Stored records
· · · ·

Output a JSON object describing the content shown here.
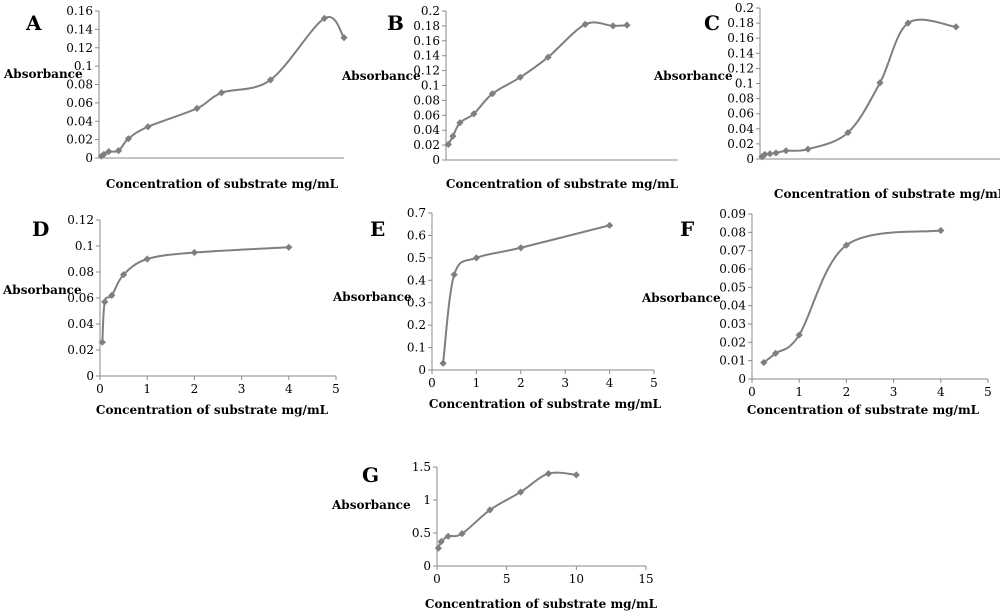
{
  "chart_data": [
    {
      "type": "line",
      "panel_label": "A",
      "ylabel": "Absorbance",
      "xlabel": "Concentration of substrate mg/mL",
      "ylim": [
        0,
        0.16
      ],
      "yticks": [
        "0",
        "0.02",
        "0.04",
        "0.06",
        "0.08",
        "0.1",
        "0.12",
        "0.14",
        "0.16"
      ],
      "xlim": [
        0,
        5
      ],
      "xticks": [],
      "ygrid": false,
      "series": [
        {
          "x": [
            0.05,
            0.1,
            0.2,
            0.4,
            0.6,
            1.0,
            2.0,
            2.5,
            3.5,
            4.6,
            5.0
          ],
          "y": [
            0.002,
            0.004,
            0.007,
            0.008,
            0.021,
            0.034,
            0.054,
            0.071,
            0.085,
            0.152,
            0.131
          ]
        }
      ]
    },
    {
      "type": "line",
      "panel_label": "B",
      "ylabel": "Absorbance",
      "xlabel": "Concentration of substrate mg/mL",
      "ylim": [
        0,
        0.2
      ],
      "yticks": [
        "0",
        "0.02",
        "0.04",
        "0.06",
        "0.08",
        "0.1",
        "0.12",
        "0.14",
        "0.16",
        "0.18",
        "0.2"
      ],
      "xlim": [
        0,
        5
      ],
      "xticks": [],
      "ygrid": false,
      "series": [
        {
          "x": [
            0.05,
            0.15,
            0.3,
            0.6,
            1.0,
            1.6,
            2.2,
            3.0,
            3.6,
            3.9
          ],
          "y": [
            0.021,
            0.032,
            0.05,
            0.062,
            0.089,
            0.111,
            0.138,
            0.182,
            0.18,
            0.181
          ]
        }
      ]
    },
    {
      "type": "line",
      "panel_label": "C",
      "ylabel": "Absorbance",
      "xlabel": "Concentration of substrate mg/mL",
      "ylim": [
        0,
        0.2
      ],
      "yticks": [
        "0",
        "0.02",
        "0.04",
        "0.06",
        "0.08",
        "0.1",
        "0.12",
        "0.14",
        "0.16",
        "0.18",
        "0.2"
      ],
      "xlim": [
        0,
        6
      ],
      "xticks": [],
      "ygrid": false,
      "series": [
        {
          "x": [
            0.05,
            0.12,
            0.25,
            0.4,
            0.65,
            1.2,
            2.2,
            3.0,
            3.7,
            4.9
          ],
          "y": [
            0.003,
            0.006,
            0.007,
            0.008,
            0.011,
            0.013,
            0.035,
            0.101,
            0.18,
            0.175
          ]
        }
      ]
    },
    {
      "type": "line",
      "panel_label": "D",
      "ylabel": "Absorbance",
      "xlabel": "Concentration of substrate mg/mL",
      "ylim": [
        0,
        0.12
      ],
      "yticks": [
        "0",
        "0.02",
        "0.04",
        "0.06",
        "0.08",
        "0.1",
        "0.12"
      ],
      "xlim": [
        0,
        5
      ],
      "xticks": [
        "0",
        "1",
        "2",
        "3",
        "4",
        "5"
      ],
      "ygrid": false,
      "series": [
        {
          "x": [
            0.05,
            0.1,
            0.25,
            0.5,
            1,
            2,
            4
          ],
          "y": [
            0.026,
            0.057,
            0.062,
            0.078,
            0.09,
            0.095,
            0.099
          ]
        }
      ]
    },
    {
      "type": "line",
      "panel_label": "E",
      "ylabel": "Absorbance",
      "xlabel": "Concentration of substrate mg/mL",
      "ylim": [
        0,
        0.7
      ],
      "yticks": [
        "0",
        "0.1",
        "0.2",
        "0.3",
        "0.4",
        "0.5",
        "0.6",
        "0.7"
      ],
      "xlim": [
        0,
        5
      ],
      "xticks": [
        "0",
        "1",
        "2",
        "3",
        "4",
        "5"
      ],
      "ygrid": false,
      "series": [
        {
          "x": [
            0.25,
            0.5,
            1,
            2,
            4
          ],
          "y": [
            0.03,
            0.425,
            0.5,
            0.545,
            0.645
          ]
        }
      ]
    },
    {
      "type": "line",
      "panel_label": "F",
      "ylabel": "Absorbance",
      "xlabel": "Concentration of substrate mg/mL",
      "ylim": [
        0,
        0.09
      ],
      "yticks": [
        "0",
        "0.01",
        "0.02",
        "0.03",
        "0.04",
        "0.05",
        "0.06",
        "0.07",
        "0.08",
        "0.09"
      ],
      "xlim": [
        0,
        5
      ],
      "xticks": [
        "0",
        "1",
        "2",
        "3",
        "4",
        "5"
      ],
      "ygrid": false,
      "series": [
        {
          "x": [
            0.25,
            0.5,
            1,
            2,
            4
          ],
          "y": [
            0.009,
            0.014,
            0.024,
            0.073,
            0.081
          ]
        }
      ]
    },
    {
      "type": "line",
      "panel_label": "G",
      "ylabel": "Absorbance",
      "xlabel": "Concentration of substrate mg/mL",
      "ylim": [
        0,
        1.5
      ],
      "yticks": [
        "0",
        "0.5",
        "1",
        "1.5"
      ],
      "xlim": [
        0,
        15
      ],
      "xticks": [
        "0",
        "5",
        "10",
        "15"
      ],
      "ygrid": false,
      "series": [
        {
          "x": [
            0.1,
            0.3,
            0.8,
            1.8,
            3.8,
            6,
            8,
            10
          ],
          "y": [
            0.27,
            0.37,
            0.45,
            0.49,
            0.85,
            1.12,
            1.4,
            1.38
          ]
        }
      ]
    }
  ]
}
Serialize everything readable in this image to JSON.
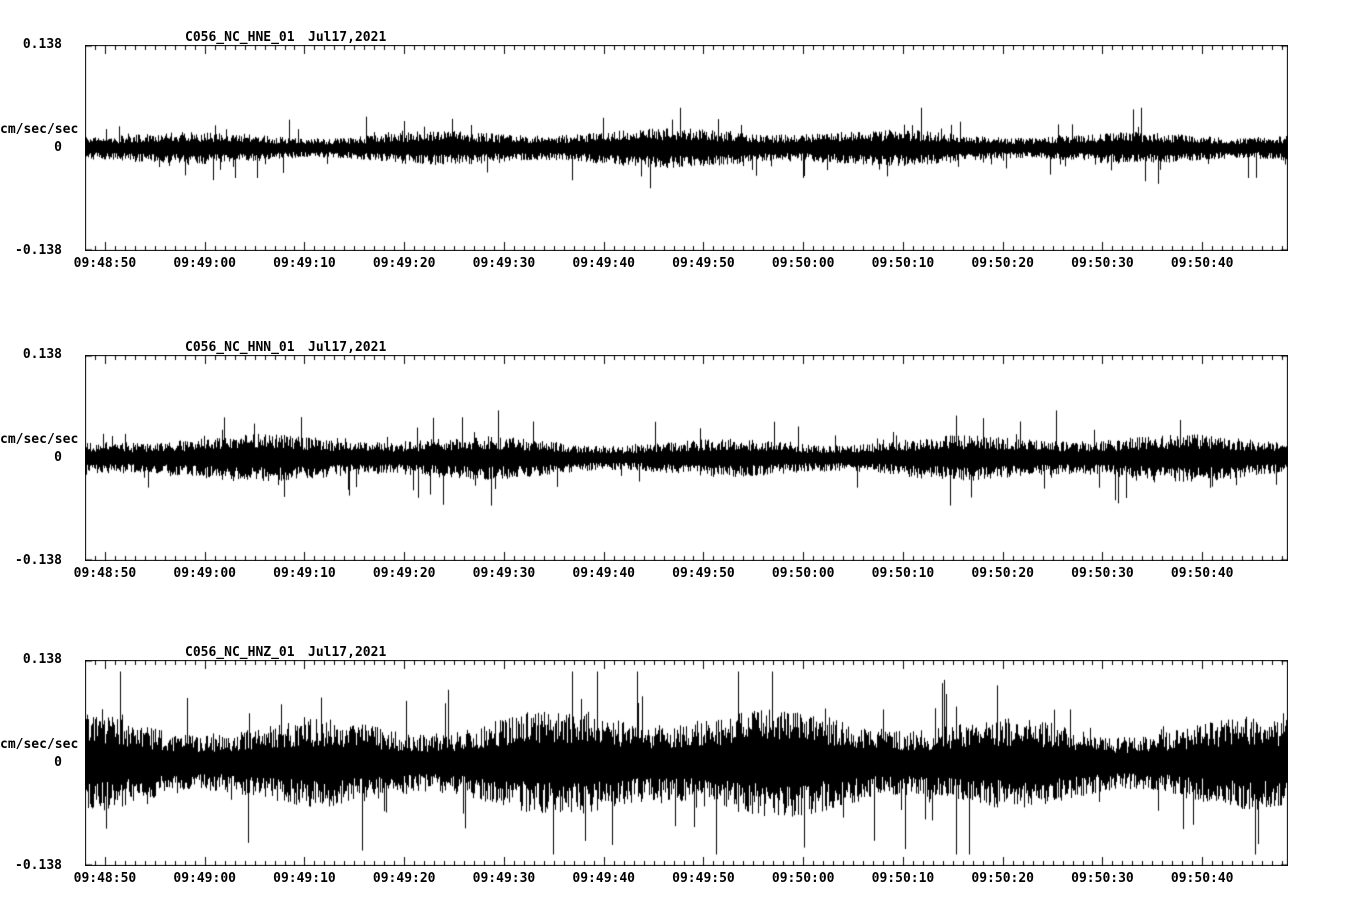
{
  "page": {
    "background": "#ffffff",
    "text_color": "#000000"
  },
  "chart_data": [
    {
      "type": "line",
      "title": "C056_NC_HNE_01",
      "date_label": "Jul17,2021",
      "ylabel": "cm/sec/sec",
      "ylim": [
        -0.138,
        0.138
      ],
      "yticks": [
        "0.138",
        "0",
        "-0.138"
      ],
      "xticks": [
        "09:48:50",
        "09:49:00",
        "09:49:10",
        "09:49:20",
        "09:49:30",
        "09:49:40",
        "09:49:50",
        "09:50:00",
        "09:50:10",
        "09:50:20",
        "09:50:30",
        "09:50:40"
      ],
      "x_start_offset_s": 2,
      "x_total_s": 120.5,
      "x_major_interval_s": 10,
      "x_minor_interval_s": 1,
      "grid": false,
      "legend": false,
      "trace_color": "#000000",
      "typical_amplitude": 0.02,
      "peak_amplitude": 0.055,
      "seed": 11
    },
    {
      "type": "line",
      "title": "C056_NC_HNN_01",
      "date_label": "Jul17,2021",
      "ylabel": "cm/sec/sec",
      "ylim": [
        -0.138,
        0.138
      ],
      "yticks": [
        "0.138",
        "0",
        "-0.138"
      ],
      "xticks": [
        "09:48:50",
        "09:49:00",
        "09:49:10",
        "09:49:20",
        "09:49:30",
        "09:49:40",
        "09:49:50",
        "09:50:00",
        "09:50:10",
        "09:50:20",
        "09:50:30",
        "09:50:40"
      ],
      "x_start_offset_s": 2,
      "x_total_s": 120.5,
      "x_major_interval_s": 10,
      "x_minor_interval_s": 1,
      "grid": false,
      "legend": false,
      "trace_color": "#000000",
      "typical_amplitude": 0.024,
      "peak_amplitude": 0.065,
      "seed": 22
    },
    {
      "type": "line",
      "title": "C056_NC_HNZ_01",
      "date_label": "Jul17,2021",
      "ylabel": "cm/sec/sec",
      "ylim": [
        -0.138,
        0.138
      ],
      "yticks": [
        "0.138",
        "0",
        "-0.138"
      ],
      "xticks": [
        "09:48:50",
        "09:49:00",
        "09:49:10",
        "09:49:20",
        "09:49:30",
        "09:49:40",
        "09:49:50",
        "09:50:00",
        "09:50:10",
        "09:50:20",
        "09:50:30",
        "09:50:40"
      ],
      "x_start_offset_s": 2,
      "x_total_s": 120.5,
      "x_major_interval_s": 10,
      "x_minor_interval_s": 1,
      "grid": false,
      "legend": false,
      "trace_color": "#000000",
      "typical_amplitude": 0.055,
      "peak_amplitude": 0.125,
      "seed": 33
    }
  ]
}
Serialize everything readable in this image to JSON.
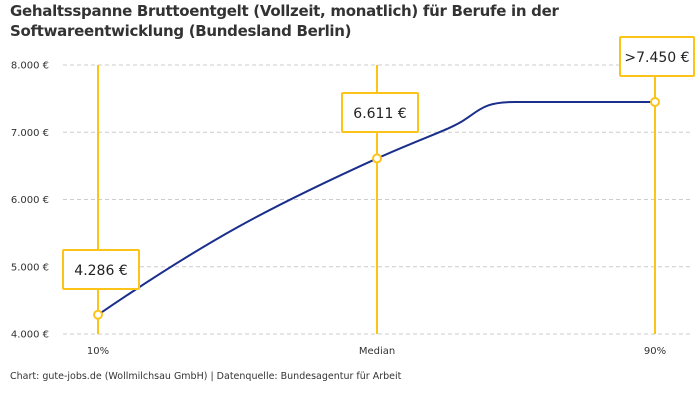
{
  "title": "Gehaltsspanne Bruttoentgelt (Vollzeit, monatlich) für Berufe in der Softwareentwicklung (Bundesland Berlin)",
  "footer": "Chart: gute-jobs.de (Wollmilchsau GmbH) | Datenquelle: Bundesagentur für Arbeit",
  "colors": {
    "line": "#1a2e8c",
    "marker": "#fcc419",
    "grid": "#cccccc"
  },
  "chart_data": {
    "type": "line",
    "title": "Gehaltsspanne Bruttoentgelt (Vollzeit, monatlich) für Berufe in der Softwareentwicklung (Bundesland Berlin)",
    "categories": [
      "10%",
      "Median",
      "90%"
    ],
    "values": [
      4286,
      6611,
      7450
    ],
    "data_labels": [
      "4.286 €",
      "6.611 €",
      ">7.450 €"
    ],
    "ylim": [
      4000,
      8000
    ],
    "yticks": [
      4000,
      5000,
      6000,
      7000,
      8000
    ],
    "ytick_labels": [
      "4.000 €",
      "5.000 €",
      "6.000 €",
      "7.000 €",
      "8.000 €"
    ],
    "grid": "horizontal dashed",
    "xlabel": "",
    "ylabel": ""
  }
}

· · · ·

§ Exercise requirements
Read the entries and pick out all lines that include the word "Bruttoentgelt".

§ Complete output
  "title": "Gehaltsspanne Bruttoentgelt (Vollzeit, monatlich) für Berufe in der Softwareentwicklung (Bundesland Berlin)",
    "title": "Gehaltsspanne Bruttoentgelt (Vollzeit, monatlich) für Berufe in der Softwareentwicklung (Bundesland Berlin)",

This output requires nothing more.